**Direction:** Render every one of the records below as a JSON list of strings, with one string per line and no blank lines.

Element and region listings
begin
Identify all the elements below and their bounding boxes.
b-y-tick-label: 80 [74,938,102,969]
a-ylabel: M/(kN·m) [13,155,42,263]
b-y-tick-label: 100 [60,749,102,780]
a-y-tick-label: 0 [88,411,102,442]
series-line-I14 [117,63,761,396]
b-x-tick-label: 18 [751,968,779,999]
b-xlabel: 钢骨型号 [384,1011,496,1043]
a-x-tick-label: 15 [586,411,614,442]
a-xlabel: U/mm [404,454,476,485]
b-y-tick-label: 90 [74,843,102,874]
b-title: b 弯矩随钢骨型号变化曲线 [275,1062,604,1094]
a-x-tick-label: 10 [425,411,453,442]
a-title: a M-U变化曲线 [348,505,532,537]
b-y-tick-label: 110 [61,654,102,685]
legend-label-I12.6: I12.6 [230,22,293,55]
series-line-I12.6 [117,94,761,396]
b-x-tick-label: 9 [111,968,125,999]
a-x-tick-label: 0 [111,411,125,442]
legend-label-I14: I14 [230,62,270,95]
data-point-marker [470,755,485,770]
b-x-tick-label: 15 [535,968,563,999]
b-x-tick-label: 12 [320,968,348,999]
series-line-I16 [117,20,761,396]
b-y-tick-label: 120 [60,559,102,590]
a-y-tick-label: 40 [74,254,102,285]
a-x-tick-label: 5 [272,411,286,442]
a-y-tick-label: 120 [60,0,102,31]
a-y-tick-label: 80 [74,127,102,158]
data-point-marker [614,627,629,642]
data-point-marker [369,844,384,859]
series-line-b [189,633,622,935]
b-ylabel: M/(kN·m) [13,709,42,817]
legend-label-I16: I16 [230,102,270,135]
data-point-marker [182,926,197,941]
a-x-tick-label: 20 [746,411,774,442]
end
**The output:**
[
  "Identify all the elements below and their bounding boxes.",
  "b-y-tick-label: 80 [74,938,102,969]",
  "a-ylabel: M/(kN·m) [13,155,42,263]",
  "b-y-tick-label: 100 [60,749,102,780]",
  "a-y-tick-label: 0 [88,411,102,442]",
  "series-line-I14 [117,63,761,396]",
  "b-x-tick-label: 18 [751,968,779,999]",
  "b-xlabel: 钢骨型号 [384,1011,496,1043]",
  "a-x-tick-label: 15 [586,411,614,442]",
  "a-xlabel: U/mm [404,454,476,485]",
  "b-y-tick-label: 90 [74,843,102,874]",
  "b-title: b 弯矩随钢骨型号变化曲线 [275,1062,604,1094]",
  "a-x-tick-label: 10 [425,411,453,442]",
  "a-title: a M-U变化曲线 [348,505,532,537]",
  "b-y-tick-label: 110 [61,654,102,685]",
  "legend-label-I12.6: I12.6 [230,22,293,55]",
  "series-line-I12.6 [117,94,761,396]",
  "b-x-tick-label: 9 [111,968,125,999]",
  "a-x-tick-label: 0 [111,411,125,442]",
  "legend-label-I14: I14 [230,62,270,95]",
  "data-point-marker [470,755,485,770]",
  "b-x-tick-label: 15 [535,968,563,999]",
  "b-x-tick-label: 12 [320,968,348,999]",
  "series-line-I16 [117,20,761,396]",
  "b-y-tick-label: 120 [60,559,102,590]",
  "a-y-tick-label: 40 [74,254,102,285]",
  "a-x-tick-label: 5 [272,411,286,442]",
  "a-y-tick-label: 120 [60,0,102,31]",
  "a-y-tick-label: 80 [74,127,102,158]",
  "data-point-marker [614,627,629,642]",
  "data-point-marker [369,844,384,859]",
  "series-line-b [189,633,622,935]",
  "b-ylabel: M/(kN·m) [13,709,42,817]",
  "legend-label-I16: I16 [230,102,270,135]",
  "data-point-marker [182,926,197,941]",
  "a-x-tick-label: 20 [746,411,774,442]"
]